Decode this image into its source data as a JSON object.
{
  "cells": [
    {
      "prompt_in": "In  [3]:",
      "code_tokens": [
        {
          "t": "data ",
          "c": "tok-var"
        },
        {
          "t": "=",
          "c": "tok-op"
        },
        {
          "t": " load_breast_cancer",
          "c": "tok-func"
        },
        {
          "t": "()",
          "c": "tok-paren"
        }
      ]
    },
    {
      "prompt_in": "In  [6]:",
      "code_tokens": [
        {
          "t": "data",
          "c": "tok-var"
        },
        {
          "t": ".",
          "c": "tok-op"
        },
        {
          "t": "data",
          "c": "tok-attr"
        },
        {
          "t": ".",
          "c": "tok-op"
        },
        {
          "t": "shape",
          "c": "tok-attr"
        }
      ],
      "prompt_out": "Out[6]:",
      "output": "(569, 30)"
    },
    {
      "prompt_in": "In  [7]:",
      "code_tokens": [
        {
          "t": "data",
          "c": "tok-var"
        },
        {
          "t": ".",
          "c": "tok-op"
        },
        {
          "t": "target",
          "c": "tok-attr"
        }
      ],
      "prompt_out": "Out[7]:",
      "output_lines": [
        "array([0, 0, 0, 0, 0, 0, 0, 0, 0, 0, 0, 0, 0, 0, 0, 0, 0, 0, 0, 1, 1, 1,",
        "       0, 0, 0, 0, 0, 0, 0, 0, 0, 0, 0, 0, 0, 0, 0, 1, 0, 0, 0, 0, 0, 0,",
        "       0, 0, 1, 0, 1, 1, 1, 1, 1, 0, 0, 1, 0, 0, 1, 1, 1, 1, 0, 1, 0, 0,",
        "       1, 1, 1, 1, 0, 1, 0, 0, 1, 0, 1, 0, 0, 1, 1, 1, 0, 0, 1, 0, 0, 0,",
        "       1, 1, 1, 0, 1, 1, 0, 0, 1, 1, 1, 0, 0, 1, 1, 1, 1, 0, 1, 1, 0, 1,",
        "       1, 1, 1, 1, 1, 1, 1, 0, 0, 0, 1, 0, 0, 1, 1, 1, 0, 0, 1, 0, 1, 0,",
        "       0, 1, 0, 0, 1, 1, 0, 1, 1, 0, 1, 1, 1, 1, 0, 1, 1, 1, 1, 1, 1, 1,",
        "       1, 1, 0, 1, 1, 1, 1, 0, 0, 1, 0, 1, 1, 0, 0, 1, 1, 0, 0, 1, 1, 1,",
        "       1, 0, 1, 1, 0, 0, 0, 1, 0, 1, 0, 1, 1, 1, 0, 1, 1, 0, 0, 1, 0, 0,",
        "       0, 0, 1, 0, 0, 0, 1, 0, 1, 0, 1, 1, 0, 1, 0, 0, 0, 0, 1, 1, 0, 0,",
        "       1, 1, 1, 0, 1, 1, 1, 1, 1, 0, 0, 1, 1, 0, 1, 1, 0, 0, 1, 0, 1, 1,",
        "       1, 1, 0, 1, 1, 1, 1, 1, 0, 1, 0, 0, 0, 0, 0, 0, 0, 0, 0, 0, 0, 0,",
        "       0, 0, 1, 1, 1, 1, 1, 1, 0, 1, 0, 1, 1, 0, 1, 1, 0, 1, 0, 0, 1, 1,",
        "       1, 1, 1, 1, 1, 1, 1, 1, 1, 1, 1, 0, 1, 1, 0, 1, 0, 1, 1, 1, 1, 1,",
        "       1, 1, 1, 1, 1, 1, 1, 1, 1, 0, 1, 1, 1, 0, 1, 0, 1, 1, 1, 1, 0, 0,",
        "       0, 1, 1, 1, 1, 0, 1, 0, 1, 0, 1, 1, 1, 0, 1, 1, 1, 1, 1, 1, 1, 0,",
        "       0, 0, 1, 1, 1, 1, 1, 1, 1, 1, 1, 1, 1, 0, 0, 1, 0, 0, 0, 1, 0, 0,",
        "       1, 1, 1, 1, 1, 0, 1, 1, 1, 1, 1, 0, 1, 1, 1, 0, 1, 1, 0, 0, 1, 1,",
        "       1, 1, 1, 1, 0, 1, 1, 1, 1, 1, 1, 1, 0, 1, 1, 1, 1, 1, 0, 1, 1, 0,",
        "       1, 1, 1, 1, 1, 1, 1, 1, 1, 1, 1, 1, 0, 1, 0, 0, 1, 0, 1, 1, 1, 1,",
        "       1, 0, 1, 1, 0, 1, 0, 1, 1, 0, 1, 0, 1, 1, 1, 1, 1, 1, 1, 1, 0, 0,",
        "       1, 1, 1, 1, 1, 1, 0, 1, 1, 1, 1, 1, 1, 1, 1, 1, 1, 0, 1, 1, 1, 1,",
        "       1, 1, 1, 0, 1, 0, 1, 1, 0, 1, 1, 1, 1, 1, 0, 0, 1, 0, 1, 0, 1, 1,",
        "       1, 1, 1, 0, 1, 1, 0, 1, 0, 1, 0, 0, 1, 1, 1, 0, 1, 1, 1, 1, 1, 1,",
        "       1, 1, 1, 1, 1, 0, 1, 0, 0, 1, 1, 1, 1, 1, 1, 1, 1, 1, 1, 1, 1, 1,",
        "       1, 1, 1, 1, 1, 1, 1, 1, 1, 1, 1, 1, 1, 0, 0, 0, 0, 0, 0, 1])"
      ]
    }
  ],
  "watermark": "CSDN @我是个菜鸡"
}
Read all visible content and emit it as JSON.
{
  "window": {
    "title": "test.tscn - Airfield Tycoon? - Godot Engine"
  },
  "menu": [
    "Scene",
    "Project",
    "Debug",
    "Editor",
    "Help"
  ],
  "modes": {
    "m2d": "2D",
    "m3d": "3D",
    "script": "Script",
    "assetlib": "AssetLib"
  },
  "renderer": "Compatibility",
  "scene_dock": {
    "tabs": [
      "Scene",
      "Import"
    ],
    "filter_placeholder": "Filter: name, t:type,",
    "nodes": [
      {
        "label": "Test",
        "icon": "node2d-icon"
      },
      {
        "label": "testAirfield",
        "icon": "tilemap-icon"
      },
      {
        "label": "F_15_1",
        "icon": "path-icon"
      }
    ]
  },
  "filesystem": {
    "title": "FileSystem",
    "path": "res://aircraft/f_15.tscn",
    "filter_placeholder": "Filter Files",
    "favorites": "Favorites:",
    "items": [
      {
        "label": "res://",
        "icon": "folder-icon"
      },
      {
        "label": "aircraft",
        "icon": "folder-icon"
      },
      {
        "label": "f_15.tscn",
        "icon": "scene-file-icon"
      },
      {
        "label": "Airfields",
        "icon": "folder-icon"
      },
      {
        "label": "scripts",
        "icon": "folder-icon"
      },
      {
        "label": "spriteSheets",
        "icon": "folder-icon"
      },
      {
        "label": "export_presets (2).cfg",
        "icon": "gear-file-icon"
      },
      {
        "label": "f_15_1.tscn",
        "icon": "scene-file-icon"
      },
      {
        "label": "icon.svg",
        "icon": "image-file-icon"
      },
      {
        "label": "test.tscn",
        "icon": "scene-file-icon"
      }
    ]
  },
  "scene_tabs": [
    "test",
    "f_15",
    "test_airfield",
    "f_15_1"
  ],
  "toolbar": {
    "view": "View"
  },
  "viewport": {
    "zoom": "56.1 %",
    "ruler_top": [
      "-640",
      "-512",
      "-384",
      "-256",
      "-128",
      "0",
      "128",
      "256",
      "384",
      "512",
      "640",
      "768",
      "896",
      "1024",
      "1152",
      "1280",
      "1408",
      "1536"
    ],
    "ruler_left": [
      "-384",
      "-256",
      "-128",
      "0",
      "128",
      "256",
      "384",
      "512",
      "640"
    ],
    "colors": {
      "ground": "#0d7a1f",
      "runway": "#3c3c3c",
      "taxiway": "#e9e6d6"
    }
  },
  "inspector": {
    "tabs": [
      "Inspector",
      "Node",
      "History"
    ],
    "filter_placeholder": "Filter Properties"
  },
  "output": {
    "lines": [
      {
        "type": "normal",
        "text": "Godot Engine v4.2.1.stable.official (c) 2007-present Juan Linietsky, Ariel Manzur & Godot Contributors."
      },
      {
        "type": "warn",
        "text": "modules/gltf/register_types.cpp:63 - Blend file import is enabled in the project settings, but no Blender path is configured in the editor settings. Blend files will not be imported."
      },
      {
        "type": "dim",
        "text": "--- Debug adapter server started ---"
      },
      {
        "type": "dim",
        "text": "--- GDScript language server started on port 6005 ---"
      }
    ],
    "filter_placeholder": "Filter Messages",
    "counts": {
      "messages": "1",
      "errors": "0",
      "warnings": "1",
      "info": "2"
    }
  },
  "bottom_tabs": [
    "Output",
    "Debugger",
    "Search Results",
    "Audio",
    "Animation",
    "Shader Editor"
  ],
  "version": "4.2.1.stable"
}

--------------------------------

▸ **Exercise aim**
Show all lines from the records above where the word "Engine" occurs.

▸ **The answer**
    "title": "test.tscn - Airfield Tycoon? - Godot Engine"
        "text": "Godot Engine v4.2.1.stable.official (c) 2007-present Juan Linietsky, Ariel Manzur & Godot Contributors."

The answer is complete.